**Exercise instructions:**
Return each line that holds the word "What".

**Stored items from a collection:**
========

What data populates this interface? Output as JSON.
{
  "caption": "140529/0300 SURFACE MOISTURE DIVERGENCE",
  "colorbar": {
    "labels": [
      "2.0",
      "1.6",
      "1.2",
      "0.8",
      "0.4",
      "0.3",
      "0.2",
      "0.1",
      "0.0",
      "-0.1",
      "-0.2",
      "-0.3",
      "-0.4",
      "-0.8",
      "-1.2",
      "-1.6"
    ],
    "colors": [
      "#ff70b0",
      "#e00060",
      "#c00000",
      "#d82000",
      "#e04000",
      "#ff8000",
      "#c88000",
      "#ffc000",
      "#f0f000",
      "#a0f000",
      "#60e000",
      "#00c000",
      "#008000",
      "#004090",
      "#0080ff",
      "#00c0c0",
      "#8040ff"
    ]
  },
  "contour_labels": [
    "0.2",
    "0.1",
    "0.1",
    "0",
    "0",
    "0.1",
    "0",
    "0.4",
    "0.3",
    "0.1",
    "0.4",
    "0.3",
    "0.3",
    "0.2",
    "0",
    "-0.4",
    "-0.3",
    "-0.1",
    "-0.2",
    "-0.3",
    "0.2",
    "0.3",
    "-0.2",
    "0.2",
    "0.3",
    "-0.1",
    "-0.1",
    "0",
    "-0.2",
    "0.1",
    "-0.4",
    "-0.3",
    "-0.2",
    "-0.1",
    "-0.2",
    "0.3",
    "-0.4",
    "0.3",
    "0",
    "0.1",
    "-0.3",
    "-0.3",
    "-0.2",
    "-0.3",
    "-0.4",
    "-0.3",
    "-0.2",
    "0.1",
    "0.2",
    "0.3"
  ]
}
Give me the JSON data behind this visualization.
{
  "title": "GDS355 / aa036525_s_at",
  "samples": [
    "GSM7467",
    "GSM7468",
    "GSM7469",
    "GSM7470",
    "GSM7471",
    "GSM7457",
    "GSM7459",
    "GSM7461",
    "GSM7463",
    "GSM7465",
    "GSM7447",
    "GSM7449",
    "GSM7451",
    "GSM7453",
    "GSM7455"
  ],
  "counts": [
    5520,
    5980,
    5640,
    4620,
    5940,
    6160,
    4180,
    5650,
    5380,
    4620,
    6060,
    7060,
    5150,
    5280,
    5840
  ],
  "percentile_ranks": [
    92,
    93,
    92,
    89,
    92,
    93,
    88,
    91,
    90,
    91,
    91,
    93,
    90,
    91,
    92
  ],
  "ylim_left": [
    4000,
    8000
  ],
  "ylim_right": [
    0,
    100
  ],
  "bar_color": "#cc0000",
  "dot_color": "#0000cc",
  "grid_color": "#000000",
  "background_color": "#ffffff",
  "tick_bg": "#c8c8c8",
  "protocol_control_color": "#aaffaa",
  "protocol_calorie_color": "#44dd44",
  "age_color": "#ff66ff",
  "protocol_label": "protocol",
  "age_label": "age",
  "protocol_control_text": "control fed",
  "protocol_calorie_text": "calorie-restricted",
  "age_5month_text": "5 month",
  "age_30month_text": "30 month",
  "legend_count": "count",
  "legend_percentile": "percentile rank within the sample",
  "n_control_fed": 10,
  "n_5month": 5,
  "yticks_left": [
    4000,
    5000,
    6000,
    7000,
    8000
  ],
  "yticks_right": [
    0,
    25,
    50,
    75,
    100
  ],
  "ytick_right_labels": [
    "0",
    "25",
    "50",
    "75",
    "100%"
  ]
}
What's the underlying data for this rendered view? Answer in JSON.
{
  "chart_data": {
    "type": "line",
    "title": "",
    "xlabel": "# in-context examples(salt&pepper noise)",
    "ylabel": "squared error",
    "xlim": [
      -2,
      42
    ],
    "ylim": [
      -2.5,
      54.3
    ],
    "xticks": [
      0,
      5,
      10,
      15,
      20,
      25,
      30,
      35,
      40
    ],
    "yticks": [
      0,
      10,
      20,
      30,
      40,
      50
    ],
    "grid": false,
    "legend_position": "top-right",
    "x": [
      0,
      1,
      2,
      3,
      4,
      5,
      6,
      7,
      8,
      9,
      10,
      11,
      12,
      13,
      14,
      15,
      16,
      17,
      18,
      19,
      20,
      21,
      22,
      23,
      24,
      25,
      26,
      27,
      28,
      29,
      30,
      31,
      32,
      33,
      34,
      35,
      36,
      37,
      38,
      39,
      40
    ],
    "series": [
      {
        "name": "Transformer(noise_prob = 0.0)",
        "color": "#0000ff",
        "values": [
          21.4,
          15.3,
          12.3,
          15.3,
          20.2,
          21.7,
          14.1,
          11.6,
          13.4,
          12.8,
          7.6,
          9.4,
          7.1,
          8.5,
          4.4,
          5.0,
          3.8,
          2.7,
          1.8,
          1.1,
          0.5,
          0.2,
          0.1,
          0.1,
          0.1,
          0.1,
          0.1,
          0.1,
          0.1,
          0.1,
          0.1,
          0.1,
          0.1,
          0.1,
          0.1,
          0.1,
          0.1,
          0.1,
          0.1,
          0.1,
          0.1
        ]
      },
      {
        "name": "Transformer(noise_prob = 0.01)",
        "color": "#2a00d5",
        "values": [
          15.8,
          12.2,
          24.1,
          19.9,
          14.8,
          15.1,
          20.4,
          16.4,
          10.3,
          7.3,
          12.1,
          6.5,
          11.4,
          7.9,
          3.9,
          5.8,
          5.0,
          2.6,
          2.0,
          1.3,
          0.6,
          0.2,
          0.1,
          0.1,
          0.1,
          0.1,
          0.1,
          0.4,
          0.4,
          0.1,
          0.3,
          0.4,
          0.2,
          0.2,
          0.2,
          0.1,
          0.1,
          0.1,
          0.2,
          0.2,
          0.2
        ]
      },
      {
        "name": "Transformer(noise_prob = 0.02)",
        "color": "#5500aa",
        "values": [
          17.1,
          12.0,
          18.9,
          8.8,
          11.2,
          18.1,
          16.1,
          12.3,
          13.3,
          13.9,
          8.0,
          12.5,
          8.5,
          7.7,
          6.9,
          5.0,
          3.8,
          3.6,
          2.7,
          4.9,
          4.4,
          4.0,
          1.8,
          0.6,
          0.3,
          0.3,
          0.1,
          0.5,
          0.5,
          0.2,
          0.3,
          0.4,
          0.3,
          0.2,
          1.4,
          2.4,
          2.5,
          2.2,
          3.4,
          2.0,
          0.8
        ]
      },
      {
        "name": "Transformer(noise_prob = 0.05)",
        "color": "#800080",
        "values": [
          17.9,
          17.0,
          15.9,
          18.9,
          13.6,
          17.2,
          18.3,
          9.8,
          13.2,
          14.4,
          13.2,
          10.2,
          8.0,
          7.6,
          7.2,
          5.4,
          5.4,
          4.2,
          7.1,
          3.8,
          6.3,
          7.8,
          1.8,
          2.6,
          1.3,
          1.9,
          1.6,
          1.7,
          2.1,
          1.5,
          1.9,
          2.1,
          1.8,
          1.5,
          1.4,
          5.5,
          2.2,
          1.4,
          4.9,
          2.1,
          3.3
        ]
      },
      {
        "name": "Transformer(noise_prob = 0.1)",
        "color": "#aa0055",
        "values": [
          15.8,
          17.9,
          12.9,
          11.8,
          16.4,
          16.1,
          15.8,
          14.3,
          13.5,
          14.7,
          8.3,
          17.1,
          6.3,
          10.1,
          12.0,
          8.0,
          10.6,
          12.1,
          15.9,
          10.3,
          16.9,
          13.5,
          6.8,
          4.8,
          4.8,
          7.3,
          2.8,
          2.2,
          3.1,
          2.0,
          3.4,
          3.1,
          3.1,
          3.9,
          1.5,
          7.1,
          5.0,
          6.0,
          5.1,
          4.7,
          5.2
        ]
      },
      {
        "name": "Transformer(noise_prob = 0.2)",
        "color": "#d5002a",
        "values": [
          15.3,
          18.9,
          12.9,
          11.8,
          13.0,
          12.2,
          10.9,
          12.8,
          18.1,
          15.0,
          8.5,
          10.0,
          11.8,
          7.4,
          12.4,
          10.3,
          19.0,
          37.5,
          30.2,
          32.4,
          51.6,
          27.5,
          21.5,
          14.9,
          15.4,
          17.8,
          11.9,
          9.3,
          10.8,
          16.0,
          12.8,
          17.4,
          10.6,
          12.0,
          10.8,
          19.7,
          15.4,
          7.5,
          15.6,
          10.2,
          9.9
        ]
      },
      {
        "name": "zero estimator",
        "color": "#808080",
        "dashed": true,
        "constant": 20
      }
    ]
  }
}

========

**The solution:**
What data populates this interface? Output as JSON.
What's the underlying data for this rendered view? Answer in JSON.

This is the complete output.